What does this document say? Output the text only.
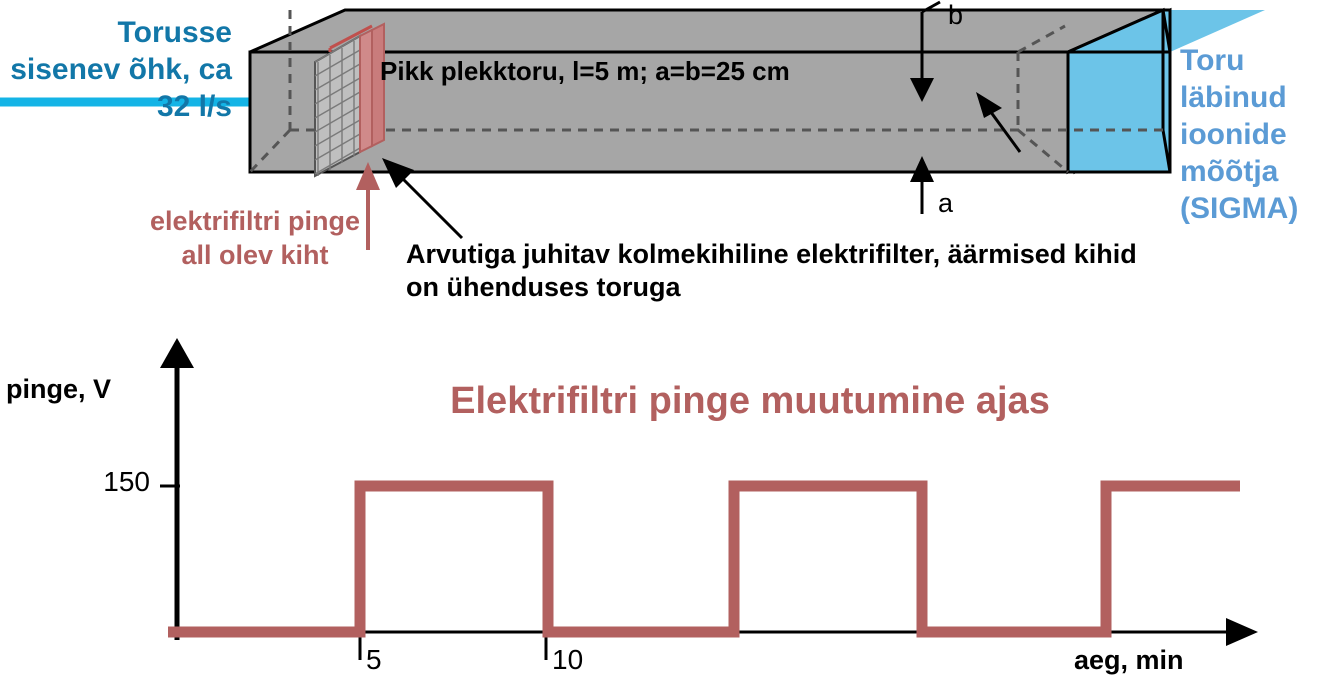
Torusse sisenev õhk, ca 32 l/s
Toru läbinud ioonide mõõtja (SIGMA)
Pikk plekktoru, l=5 m; a=b=25 cm
elektrifiltri pinge all olev kiht	Arvutiga juhitav kolmekihiline elektrifilter, äärmised kihid on ühenduses toruga
a
b
pinge, V
aeg, min
Elektrifiltri pinge muutumine ajas
150
5	10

---------------

TASK TO CARRY OUT:
Copy all lines of the listing above that contain the string "pinge".

WORKED SOLUTION:
elektrifiltri pinge all olev kiht	Arvutiga juhitav kolmekihiline elektrifilter, äärmised kihid on ühenduses toruga
pinge, V
Elektrifiltri pinge muutumine ajas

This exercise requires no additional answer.